Copy each line that contains the word "center".

Figure record extracts:
================================

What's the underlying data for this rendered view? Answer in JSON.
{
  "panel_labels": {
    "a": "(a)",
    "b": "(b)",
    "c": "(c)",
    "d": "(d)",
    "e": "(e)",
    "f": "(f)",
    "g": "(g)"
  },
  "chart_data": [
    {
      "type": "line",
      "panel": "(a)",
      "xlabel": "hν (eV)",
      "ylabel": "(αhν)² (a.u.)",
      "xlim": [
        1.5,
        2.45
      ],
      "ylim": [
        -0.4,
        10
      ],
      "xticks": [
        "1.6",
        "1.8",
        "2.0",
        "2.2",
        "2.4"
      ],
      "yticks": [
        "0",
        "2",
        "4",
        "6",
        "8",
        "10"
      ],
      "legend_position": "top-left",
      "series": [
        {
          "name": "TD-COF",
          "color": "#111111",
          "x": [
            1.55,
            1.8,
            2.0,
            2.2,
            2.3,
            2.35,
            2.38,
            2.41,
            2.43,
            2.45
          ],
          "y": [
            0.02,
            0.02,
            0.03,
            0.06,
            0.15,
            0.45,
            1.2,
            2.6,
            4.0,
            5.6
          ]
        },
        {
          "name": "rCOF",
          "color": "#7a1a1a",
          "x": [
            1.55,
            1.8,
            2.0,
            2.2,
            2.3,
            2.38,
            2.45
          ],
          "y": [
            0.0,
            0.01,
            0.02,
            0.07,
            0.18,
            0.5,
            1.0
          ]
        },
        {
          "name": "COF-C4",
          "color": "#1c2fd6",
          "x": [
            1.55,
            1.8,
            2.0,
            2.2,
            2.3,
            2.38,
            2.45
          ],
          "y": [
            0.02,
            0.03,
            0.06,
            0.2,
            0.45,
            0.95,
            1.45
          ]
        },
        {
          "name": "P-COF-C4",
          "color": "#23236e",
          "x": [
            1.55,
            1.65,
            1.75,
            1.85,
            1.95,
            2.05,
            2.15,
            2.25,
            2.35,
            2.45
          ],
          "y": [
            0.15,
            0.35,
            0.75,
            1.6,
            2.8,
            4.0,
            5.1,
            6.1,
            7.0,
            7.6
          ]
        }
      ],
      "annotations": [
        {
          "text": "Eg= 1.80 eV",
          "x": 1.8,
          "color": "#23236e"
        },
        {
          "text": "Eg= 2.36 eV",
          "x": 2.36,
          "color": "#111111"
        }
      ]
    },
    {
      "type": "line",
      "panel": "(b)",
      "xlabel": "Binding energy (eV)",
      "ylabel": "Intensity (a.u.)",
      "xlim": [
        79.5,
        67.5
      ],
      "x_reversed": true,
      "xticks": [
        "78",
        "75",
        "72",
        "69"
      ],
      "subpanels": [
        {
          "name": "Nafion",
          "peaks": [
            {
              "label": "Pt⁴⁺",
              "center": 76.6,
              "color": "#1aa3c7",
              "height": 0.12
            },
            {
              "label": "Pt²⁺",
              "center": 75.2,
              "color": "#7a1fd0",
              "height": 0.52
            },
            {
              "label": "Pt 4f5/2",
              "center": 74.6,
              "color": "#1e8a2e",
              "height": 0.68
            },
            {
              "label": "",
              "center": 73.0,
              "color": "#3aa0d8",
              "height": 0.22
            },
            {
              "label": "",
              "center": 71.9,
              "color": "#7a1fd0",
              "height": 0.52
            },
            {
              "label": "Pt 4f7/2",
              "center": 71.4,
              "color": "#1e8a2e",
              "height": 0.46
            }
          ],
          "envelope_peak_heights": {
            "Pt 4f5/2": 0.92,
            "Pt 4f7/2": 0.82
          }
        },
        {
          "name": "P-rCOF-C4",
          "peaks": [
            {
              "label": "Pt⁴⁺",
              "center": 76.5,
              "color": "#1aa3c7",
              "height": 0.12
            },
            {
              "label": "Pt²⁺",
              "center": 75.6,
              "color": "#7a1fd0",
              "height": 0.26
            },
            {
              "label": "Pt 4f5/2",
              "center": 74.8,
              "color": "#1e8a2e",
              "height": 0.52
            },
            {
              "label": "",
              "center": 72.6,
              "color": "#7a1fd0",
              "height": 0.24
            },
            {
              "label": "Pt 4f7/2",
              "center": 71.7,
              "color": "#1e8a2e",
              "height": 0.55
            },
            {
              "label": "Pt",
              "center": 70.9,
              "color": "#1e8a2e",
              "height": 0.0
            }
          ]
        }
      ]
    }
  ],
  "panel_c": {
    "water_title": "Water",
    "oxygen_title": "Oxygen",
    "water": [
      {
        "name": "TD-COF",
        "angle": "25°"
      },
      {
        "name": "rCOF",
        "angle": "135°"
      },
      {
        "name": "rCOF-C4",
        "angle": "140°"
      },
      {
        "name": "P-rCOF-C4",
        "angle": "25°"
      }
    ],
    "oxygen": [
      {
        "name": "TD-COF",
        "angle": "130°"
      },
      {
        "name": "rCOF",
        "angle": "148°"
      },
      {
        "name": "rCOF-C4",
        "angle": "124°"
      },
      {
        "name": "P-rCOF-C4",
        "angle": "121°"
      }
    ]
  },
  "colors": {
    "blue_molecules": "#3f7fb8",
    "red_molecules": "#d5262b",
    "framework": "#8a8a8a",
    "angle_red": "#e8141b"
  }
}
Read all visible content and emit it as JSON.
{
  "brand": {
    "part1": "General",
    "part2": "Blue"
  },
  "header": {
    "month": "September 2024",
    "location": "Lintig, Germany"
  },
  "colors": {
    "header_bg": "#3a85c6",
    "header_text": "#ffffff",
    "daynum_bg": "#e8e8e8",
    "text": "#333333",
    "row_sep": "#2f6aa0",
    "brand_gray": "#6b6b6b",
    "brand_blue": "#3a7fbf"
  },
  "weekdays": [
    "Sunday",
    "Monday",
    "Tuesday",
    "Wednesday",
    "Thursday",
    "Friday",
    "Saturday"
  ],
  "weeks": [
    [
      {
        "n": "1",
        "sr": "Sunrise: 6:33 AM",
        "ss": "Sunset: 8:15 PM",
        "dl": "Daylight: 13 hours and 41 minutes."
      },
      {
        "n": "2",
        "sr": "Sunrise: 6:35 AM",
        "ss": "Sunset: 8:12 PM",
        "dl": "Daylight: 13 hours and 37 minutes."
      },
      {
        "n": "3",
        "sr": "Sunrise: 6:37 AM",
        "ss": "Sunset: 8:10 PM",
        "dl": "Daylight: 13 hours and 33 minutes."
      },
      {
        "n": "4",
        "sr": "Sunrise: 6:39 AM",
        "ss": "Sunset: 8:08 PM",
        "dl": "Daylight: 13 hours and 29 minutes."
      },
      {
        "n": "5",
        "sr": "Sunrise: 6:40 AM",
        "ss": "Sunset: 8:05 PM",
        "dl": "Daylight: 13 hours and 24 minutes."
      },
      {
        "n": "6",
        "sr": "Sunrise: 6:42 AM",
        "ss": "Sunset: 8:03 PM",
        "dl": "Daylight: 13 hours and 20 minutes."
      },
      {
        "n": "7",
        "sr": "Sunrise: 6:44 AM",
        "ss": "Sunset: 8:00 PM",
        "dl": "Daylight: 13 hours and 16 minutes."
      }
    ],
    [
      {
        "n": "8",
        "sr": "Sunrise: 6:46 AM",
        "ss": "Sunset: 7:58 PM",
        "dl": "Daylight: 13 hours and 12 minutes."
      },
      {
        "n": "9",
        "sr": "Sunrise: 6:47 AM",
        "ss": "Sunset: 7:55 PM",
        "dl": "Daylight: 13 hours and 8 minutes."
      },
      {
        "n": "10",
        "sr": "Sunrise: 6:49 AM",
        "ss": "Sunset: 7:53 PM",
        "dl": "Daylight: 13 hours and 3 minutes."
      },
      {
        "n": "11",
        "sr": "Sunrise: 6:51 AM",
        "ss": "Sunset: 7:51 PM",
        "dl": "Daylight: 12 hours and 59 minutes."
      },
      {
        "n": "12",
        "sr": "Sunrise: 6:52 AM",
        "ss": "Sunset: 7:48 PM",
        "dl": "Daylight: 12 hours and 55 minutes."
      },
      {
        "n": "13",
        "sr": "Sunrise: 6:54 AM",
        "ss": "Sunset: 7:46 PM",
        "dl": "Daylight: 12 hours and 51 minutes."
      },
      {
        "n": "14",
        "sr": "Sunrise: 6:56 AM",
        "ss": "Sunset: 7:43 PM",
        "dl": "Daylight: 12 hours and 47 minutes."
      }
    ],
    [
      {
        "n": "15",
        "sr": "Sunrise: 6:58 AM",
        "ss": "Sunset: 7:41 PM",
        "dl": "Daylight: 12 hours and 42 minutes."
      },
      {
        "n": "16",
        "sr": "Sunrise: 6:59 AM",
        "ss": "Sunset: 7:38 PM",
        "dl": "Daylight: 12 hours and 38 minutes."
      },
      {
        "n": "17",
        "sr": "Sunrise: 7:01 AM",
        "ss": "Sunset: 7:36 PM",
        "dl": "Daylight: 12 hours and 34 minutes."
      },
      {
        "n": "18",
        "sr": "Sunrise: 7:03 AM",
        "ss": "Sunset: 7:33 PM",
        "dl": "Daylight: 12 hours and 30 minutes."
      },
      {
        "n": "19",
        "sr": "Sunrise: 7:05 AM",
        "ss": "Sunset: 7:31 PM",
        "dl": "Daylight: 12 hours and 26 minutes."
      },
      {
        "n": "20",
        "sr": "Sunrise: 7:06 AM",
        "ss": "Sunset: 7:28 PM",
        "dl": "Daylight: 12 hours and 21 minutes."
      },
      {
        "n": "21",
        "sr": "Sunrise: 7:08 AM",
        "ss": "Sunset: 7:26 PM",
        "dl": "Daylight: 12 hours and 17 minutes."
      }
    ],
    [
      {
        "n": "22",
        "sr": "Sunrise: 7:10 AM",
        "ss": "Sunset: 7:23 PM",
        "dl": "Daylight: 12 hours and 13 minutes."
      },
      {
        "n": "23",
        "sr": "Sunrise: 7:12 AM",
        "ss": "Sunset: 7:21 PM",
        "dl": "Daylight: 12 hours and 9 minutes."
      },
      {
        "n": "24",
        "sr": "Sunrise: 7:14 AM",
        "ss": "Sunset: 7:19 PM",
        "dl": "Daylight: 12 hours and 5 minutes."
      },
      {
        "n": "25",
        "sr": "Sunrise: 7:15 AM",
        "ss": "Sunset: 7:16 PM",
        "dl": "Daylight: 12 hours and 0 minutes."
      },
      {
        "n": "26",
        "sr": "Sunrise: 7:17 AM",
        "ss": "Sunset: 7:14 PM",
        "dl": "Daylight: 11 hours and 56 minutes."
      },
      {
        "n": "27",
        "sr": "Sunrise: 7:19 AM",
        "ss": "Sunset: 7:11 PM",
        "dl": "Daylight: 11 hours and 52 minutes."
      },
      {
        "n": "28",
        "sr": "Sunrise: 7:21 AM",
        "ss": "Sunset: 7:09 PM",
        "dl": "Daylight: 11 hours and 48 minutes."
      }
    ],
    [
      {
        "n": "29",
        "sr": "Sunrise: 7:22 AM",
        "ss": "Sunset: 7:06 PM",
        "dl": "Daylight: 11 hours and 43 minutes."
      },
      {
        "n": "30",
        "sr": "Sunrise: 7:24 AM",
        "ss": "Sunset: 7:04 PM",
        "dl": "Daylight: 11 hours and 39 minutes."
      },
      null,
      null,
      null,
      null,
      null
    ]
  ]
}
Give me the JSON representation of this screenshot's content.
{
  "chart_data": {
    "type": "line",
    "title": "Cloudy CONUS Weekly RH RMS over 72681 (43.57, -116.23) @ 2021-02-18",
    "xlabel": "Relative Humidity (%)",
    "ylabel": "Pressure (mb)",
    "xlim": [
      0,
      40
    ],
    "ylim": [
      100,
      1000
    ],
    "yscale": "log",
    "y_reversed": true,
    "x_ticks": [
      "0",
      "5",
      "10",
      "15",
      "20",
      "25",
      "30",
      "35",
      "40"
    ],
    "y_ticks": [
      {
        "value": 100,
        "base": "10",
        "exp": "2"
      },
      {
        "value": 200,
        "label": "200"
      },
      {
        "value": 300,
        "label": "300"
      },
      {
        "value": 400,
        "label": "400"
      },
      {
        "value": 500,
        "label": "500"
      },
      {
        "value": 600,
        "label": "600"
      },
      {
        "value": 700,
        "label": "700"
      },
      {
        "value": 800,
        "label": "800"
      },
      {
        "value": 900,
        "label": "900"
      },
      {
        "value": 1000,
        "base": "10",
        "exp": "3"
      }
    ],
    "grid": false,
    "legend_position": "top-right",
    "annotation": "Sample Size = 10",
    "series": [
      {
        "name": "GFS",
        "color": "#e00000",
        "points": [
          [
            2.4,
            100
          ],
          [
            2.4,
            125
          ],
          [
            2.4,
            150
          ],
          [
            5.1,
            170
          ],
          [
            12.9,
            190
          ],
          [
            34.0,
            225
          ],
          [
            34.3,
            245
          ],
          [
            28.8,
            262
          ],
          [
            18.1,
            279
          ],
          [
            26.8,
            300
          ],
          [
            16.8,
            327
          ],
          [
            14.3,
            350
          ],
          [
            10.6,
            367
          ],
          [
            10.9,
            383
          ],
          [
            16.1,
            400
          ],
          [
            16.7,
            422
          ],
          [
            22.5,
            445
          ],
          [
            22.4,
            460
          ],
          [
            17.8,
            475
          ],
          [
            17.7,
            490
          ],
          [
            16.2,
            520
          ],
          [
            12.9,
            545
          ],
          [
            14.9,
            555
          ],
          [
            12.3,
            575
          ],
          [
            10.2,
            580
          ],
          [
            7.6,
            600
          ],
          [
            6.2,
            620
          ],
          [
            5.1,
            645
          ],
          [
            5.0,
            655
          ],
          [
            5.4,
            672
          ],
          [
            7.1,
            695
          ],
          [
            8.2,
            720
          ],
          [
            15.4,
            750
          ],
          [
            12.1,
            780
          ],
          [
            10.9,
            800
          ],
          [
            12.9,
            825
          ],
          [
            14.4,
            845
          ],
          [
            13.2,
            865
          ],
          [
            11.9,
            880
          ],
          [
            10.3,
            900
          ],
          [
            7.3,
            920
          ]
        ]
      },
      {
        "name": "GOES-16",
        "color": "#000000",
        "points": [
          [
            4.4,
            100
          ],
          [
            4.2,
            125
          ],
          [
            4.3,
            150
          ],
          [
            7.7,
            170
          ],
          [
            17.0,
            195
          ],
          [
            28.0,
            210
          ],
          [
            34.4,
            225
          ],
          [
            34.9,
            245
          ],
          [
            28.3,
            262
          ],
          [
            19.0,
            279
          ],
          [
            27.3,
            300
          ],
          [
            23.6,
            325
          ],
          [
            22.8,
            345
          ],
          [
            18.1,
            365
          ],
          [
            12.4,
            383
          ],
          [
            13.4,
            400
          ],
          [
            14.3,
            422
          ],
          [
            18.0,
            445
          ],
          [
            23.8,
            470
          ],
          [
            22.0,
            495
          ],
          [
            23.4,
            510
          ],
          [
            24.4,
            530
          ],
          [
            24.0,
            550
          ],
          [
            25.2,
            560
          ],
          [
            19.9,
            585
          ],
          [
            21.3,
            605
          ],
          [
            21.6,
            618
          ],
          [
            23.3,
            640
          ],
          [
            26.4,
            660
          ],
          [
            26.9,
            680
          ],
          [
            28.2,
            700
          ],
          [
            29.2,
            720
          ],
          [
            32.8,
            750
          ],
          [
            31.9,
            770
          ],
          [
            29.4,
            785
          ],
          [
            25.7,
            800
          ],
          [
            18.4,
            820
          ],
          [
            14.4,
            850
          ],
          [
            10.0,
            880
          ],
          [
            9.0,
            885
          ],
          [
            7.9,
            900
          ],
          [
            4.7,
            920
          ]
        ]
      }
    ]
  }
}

================================

## In response
              "center": 76.6,
              "center": 75.2,
              "center": 74.6,
              "center": 73.0,
              "center": 71.9,
              "center": 71.4,
              "center": 76.5,
              "center": 75.6,
              "center": 74.8,
              "center": 72.6,
              "center": 71.7,
              "center": 70.9,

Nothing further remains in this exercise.